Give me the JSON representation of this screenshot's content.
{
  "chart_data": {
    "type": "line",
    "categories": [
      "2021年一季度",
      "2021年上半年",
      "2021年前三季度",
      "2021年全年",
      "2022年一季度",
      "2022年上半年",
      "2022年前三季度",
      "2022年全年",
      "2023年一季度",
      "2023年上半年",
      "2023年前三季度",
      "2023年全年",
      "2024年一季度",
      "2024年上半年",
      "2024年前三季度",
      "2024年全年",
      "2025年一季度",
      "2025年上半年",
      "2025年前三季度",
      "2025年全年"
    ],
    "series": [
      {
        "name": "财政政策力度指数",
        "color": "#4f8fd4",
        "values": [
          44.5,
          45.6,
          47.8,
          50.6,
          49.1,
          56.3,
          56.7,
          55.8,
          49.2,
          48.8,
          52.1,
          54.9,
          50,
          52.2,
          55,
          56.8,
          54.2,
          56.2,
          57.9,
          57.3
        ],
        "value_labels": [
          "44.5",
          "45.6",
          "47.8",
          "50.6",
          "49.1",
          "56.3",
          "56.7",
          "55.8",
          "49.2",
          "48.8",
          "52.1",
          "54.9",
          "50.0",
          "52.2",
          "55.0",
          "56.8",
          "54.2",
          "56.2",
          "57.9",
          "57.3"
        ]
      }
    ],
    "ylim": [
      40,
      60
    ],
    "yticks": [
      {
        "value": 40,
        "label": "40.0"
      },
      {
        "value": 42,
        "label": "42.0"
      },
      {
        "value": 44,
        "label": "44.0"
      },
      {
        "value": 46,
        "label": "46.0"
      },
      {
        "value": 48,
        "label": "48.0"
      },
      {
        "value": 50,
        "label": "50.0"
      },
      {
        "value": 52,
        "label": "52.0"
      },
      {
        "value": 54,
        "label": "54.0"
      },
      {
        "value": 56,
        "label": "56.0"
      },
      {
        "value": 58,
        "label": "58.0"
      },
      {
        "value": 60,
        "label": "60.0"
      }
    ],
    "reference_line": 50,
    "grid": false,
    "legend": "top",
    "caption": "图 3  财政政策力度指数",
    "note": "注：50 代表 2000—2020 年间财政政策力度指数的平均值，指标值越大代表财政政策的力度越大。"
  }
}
#####
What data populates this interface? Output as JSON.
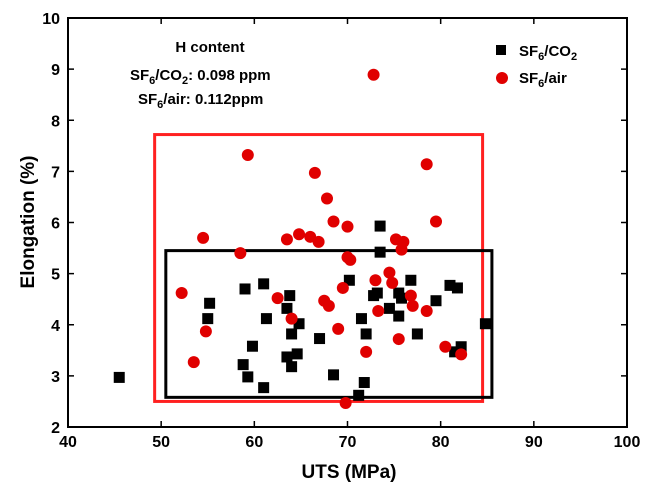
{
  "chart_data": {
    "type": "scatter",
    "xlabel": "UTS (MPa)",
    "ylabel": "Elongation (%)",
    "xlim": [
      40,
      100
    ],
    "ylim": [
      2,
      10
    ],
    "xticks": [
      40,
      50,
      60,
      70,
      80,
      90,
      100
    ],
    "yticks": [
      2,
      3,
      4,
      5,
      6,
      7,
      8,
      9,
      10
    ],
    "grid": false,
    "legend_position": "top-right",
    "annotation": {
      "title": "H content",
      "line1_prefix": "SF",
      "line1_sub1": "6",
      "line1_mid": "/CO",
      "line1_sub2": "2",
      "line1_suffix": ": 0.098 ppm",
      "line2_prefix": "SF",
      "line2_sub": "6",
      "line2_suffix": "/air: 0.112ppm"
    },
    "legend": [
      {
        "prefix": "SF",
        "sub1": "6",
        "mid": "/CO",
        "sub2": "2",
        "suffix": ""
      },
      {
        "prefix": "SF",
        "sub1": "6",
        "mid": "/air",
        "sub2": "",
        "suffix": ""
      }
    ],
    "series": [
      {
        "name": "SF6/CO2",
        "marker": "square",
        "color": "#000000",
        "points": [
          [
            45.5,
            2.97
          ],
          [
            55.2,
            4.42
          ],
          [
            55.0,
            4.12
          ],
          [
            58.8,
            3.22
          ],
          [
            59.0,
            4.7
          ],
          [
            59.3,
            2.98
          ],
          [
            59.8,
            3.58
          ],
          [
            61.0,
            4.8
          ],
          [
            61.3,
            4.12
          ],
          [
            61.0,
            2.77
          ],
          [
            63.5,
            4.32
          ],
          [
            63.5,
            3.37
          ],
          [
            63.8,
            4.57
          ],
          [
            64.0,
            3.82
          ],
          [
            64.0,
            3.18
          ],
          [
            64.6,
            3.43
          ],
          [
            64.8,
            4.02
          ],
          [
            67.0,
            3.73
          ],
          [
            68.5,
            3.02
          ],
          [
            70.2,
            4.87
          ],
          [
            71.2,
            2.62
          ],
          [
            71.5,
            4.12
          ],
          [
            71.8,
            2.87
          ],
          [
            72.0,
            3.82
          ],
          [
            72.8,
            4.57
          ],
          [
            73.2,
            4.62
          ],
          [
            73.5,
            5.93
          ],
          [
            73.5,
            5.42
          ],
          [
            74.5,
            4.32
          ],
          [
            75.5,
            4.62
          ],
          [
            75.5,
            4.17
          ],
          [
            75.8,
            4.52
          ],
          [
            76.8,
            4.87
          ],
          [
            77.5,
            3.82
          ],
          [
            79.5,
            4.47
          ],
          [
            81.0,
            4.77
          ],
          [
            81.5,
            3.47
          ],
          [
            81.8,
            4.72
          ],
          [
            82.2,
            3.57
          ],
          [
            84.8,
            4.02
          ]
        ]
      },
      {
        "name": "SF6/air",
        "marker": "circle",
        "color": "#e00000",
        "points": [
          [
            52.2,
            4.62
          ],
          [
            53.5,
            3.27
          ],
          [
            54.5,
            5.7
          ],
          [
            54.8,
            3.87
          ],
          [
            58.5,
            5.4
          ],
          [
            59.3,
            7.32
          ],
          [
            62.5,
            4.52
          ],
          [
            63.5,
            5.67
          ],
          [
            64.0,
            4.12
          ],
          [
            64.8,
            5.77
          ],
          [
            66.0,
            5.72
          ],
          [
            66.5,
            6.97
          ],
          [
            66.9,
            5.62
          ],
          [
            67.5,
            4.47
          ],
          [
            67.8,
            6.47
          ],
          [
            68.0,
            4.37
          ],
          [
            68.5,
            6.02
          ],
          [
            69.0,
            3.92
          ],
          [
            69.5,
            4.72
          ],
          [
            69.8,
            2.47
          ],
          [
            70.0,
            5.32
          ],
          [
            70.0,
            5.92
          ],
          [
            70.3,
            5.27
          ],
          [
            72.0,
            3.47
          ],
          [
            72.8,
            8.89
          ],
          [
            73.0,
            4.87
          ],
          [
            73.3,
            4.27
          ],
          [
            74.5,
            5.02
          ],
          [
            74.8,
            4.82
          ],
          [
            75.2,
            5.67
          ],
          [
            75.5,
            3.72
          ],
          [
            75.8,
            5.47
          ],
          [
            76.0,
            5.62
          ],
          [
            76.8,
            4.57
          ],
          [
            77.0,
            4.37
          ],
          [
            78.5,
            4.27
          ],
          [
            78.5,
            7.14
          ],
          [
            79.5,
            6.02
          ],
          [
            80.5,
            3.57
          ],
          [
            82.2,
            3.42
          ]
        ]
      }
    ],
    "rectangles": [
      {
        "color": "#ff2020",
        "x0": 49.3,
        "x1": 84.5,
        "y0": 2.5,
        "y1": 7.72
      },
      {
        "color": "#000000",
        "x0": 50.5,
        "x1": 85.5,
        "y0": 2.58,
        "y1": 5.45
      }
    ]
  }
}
#####
**The request**
Provide only the count of lines in the material above that hold the word "color".

**Solution below**
5